[Short problem] Extract every line of the material that holds the string "Entrapment".

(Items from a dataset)
'''

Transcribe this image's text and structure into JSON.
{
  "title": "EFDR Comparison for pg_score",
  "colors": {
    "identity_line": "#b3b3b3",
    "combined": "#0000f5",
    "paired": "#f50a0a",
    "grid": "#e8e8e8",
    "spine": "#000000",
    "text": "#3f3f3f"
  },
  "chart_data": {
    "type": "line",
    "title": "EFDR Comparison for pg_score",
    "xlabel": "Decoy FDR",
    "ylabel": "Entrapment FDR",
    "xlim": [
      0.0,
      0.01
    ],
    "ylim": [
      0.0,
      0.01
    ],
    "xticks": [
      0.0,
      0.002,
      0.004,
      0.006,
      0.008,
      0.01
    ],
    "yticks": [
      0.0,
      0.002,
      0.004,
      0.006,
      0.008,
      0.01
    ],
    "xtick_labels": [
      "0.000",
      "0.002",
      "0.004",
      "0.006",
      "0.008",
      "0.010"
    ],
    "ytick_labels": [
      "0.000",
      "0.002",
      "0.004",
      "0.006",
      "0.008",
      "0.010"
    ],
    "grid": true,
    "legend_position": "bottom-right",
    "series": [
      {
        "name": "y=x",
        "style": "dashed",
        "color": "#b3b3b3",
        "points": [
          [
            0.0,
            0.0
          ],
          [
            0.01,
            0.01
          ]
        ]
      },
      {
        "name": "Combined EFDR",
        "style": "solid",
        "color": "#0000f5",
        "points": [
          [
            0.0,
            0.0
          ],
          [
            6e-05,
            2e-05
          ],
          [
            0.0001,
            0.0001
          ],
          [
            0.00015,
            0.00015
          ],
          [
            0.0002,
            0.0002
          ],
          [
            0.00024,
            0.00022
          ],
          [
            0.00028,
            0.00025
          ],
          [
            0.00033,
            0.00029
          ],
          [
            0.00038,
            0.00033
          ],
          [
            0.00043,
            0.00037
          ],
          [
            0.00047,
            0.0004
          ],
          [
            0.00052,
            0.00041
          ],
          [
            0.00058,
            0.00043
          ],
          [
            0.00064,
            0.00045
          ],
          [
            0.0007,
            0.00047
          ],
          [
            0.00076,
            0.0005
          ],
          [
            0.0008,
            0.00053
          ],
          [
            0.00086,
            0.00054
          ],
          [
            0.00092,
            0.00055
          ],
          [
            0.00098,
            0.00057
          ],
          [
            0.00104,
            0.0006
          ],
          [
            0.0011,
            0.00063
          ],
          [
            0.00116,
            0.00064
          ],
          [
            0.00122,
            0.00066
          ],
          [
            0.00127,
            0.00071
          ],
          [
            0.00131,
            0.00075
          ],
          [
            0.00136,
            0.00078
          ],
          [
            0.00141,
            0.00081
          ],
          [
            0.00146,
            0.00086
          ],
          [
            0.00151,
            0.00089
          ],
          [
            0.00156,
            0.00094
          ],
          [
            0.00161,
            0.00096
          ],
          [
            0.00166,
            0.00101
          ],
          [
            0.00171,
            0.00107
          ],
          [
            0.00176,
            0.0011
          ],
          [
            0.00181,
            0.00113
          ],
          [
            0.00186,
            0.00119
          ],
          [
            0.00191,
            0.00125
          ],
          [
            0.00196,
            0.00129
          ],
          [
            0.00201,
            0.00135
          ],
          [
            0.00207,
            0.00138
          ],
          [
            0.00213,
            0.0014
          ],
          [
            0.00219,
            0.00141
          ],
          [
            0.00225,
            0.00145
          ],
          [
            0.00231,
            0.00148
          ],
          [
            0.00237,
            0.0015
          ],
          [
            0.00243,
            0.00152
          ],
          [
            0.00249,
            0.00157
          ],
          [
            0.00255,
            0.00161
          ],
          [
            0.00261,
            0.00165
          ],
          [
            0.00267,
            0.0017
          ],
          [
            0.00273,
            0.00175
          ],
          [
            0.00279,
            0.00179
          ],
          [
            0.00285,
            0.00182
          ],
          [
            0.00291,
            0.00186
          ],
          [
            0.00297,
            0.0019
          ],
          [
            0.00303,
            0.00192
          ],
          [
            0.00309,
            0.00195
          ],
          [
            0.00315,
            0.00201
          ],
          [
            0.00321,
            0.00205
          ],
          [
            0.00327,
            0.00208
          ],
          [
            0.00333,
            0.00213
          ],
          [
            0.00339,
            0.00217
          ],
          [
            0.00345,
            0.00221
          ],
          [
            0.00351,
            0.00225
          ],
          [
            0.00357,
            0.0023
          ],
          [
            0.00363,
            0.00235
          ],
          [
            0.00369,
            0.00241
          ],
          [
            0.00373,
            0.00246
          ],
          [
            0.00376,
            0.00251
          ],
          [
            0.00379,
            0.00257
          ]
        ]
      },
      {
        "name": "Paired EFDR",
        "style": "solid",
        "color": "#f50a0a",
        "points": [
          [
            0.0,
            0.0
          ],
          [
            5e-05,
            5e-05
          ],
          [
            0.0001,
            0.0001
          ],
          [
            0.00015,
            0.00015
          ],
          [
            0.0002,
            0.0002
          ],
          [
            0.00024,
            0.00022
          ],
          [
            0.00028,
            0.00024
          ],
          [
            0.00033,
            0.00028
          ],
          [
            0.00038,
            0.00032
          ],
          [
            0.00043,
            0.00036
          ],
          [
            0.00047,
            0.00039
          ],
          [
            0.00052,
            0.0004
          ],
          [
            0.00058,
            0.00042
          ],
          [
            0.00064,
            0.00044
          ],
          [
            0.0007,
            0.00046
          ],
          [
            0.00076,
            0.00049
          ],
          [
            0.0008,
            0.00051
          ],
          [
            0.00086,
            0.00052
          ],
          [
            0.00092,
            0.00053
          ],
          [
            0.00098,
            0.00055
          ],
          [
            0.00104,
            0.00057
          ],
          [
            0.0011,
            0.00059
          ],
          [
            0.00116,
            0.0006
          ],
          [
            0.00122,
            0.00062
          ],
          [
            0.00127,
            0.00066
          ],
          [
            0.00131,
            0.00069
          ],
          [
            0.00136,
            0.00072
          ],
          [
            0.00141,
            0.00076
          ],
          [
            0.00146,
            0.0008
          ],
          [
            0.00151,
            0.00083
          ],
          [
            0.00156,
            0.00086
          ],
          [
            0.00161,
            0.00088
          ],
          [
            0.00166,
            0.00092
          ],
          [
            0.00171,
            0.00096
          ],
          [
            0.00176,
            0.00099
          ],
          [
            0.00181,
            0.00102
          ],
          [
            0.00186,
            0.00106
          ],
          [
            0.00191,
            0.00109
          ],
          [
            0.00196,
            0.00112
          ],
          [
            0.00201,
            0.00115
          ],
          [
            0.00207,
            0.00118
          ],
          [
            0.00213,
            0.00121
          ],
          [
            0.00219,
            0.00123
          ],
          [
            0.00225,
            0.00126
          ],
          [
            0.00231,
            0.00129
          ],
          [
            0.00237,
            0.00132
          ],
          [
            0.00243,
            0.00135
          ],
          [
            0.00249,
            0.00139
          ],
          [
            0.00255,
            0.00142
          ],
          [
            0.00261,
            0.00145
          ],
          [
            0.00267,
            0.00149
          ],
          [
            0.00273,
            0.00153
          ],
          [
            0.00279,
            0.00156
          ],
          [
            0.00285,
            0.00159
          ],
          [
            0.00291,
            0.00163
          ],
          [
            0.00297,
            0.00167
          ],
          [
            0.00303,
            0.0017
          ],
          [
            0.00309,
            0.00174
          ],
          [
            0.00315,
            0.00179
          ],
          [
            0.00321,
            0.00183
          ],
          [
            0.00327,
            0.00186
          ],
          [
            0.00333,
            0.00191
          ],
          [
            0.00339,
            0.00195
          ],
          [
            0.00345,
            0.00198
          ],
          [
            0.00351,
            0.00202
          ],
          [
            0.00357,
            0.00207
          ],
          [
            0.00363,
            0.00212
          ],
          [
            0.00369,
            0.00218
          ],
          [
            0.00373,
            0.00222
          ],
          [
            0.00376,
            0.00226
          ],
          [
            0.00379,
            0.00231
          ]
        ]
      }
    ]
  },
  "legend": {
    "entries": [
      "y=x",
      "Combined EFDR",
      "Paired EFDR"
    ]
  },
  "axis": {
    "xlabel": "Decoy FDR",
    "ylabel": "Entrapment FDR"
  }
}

'''

[Task response]
    "ylabel": "Entrapment FDR",
    "ylabel": "Entrapment FDR"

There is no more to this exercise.